Locate the word "image" in the material, then show every line that holds it.

— Start of Dataset records —

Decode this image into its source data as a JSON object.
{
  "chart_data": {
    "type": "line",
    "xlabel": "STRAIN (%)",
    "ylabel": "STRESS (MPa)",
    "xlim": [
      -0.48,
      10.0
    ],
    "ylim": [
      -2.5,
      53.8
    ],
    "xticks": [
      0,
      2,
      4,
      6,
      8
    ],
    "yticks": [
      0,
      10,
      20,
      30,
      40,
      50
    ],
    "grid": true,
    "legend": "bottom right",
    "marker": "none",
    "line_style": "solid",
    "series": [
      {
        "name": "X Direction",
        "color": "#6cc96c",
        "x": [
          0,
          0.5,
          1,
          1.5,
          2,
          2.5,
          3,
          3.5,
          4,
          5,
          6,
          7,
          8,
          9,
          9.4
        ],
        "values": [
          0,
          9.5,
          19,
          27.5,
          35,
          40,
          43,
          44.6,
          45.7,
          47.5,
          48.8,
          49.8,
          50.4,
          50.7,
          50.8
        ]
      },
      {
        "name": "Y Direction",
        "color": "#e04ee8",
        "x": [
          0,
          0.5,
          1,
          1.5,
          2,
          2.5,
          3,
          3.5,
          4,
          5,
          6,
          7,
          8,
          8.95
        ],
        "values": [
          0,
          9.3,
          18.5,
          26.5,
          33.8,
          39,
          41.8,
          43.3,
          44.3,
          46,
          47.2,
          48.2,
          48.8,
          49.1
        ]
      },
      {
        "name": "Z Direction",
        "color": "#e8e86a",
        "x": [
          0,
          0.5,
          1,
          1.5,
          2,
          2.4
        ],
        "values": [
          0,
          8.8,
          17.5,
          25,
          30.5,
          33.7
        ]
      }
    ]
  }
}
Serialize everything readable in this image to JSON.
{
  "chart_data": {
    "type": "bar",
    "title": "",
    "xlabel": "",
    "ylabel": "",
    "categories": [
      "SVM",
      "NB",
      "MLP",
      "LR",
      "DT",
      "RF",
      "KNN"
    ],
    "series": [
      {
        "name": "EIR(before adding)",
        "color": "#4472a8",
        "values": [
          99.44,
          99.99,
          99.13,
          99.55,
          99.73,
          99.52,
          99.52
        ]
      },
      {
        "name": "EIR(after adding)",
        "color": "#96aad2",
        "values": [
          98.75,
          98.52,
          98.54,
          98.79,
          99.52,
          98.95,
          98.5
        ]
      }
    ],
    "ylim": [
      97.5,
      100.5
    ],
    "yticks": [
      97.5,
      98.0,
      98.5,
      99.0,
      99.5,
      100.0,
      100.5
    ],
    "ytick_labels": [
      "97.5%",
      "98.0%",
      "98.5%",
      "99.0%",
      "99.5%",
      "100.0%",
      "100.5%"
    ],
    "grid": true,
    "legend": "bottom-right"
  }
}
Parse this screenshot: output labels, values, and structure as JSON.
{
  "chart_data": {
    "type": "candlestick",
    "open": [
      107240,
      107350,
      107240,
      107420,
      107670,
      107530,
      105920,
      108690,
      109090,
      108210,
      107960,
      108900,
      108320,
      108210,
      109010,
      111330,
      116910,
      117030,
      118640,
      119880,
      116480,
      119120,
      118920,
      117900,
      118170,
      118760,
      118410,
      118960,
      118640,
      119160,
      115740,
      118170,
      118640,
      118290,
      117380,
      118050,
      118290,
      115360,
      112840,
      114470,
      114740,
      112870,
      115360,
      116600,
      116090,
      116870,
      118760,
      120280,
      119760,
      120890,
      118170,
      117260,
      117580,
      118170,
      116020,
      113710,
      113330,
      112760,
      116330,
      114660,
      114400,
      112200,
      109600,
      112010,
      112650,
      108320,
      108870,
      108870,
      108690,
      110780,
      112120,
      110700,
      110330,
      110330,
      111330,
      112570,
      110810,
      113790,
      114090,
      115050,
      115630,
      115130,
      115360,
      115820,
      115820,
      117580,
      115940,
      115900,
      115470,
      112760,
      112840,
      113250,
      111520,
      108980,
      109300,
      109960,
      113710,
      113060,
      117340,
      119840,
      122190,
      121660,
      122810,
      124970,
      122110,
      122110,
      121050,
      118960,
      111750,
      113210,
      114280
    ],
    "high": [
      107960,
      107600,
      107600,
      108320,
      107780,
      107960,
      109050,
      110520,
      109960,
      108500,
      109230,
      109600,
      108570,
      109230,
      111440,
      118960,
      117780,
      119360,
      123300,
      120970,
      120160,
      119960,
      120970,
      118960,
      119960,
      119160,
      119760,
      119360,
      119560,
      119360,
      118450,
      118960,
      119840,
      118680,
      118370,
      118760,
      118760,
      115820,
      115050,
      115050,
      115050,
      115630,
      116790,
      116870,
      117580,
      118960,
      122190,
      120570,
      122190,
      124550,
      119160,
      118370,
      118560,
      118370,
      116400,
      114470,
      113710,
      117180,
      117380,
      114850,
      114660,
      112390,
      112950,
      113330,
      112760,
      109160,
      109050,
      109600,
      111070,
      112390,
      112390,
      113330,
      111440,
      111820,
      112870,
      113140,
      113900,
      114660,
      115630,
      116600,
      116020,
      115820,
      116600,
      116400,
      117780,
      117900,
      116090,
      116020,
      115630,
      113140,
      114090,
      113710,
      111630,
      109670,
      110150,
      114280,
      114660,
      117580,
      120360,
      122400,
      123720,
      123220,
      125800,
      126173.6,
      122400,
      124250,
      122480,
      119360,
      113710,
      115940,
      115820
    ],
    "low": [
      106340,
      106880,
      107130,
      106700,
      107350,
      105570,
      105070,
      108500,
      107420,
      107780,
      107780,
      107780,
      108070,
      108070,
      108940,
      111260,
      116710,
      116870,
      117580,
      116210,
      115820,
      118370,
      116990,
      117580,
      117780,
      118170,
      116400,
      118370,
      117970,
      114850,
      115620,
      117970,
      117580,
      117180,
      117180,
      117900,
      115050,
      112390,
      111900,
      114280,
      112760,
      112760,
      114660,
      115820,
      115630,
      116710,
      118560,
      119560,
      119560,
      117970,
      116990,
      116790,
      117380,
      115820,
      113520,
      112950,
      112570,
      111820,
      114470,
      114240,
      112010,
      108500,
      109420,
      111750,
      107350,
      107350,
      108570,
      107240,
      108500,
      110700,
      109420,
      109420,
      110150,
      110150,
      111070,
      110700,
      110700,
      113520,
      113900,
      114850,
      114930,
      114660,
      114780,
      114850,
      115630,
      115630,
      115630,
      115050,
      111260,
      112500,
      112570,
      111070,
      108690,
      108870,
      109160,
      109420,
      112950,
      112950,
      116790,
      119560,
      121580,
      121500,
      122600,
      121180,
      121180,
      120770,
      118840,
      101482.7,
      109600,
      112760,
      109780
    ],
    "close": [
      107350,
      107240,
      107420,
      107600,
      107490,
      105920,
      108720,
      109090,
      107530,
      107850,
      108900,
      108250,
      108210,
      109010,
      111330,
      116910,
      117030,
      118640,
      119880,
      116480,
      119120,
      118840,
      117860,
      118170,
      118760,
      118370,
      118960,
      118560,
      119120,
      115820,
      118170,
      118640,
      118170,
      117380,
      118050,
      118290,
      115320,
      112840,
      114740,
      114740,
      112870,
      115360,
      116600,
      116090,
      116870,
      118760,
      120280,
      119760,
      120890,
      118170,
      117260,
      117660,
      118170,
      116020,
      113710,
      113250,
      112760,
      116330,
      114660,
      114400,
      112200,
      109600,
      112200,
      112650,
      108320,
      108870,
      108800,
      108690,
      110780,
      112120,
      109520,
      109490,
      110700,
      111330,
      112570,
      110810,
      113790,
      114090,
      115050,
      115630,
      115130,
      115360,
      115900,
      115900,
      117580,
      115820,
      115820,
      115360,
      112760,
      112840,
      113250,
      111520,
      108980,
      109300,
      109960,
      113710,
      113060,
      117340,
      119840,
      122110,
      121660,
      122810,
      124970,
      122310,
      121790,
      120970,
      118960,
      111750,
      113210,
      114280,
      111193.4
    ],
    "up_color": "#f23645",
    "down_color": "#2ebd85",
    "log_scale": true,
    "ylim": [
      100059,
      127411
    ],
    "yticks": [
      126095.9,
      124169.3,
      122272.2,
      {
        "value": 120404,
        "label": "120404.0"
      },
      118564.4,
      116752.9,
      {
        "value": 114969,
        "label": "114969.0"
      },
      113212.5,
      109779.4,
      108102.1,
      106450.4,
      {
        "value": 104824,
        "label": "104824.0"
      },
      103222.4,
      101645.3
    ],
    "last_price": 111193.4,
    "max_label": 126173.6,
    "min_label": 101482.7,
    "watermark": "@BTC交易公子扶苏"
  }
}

— End of Dataset records —

### Solution
Decode this image into its source data as a JSON object.
Serialize everything readable in this image to JSON.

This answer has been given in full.